* **Your goal**:
Print each line of the material below word for word, changing nothing.

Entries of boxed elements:
┄┄┄┄┄┄┄┄┄┄

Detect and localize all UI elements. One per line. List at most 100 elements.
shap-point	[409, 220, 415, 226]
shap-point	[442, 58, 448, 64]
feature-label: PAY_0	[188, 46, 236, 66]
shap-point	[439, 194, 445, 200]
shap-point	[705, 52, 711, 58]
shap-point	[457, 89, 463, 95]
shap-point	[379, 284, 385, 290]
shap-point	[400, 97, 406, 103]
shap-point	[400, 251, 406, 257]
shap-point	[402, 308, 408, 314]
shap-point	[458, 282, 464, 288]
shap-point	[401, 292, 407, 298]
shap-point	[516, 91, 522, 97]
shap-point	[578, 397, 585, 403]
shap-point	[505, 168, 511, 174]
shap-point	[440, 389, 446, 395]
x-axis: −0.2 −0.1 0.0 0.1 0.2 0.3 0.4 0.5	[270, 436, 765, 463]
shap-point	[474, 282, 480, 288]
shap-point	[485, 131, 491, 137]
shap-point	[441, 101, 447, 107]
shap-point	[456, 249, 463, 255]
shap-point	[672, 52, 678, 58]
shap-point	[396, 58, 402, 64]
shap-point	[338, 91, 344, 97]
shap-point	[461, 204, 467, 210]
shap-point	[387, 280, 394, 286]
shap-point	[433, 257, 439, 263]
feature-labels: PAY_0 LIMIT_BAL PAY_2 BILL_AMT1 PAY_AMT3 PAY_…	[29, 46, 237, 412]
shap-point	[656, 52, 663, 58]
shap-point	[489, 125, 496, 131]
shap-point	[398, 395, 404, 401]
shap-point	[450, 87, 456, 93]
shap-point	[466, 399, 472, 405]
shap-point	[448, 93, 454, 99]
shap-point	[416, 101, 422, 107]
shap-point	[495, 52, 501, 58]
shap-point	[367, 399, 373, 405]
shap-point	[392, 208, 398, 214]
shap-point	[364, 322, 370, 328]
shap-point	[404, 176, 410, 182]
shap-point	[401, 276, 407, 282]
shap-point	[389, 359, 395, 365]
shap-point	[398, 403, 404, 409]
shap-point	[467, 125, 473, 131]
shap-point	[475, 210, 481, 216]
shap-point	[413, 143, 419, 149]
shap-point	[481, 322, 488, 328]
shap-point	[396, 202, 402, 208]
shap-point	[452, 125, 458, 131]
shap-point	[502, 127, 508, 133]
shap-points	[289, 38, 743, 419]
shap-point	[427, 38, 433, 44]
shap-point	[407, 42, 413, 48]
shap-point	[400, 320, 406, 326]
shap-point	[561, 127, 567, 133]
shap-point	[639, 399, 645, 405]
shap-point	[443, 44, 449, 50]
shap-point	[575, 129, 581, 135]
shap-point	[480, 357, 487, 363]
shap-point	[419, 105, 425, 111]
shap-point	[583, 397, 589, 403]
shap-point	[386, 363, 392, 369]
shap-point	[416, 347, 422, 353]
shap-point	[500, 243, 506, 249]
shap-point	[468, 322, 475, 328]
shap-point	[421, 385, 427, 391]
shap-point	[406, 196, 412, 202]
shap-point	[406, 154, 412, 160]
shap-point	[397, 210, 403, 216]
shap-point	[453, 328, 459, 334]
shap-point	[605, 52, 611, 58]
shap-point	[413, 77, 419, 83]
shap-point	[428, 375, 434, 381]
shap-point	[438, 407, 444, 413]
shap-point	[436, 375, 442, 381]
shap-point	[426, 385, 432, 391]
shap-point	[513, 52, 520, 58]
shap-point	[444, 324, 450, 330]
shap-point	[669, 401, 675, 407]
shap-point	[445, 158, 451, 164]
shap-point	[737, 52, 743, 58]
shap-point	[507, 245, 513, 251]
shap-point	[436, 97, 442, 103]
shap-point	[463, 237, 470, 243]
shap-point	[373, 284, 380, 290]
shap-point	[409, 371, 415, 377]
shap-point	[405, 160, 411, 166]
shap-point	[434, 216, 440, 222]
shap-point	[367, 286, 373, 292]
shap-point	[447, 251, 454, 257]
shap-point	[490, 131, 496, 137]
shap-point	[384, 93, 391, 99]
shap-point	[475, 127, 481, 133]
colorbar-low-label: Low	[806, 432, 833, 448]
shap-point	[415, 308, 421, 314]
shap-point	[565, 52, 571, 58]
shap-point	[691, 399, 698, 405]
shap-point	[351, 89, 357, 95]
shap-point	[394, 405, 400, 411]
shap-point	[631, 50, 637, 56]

┄┄┄┄┄┄┄┄┄┄

* **Solution for this problem**:
Detect and localize all UI elements. One per line. List at most 100 elements.
shap-point	[409, 220, 415, 226]
shap-point	[442, 58, 448, 64]
feature-label: PAY_0	[188, 46, 236, 66]
shap-point	[439, 194, 445, 200]
shap-point	[705, 52, 711, 58]
shap-point	[457, 89, 463, 95]
shap-point	[379, 284, 385, 290]
shap-point	[400, 97, 406, 103]
shap-point	[400, 251, 406, 257]
shap-point	[402, 308, 408, 314]
shap-point	[458, 282, 464, 288]
shap-point	[401, 292, 407, 298]
shap-point	[516, 91, 522, 97]
shap-point	[578, 397, 585, 403]
shap-point	[505, 168, 511, 174]
shap-point	[440, 389, 446, 395]
x-axis: −0.2 −0.1 0.0 0.1 0.2 0.3 0.4 0.5	[270, 436, 765, 463]
shap-point	[474, 282, 480, 288]
shap-point	[485, 131, 491, 137]
shap-point	[441, 101, 447, 107]
shap-point	[456, 249, 463, 255]
shap-point	[672, 52, 678, 58]
shap-point	[396, 58, 402, 64]
shap-point	[338, 91, 344, 97]
shap-point	[461, 204, 467, 210]
shap-point	[387, 280, 394, 286]
shap-point	[433, 257, 439, 263]
feature-labels: PAY_0 LIMIT_BAL PAY_2 BILL_AMT1 PAY_AMT3 PAY_…	[29, 46, 237, 412]
shap-point	[656, 52, 663, 58]
shap-point	[489, 125, 496, 131]
shap-point	[398, 395, 404, 401]
shap-point	[450, 87, 456, 93]
shap-point	[466, 399, 472, 405]
shap-point	[448, 93, 454, 99]
shap-point	[416, 101, 422, 107]
shap-point	[495, 52, 501, 58]
shap-point	[367, 399, 373, 405]
shap-point	[392, 208, 398, 214]
shap-point	[364, 322, 370, 328]
shap-point	[404, 176, 410, 182]
shap-point	[401, 276, 407, 282]
shap-point	[389, 359, 395, 365]
shap-point	[398, 403, 404, 409]
shap-point	[467, 125, 473, 131]
shap-point	[475, 210, 481, 216]
shap-point	[413, 143, 419, 149]
shap-point	[481, 322, 488, 328]
shap-point	[396, 202, 402, 208]
shap-point	[452, 125, 458, 131]
shap-point	[502, 127, 508, 133]
shap-points	[289, 38, 743, 419]
shap-point	[427, 38, 433, 44]
shap-point	[407, 42, 413, 48]
shap-point	[400, 320, 406, 326]
shap-point	[561, 127, 567, 133]
shap-point	[639, 399, 645, 405]
shap-point	[443, 44, 449, 50]
shap-point	[575, 129, 581, 135]
shap-point	[480, 357, 487, 363]
shap-point	[419, 105, 425, 111]
shap-point	[583, 397, 589, 403]
shap-point	[386, 363, 392, 369]
shap-point	[416, 347, 422, 353]
shap-point	[500, 243, 506, 249]
shap-point	[468, 322, 475, 328]
shap-point	[421, 385, 427, 391]
shap-point	[406, 196, 412, 202]
shap-point	[406, 154, 412, 160]
shap-point	[397, 210, 403, 216]
shap-point	[453, 328, 459, 334]
shap-point	[605, 52, 611, 58]
shap-point	[413, 77, 419, 83]
shap-point	[428, 375, 434, 381]
shap-point	[438, 407, 444, 413]
shap-point	[436, 375, 442, 381]
shap-point	[426, 385, 432, 391]
shap-point	[513, 52, 520, 58]
shap-point	[444, 324, 450, 330]
shap-point	[669, 401, 675, 407]
shap-point	[445, 158, 451, 164]
shap-point	[737, 52, 743, 58]
shap-point	[507, 245, 513, 251]
shap-point	[436, 97, 442, 103]
shap-point	[463, 237, 470, 243]
shap-point	[373, 284, 380, 290]
shap-point	[409, 371, 415, 377]
shap-point	[405, 160, 411, 166]
shap-point	[434, 216, 440, 222]
shap-point	[367, 286, 373, 292]
shap-point	[447, 251, 454, 257]
shap-point	[490, 131, 496, 137]
shap-point	[384, 93, 391, 99]
shap-point	[475, 127, 481, 133]
colorbar-low-label: Low	[806, 432, 833, 448]
shap-point	[415, 308, 421, 314]
shap-point	[565, 52, 571, 58]
shap-point	[691, 399, 698, 405]
shap-point	[351, 89, 357, 95]
shap-point	[394, 405, 400, 411]
shap-point	[631, 50, 637, 56]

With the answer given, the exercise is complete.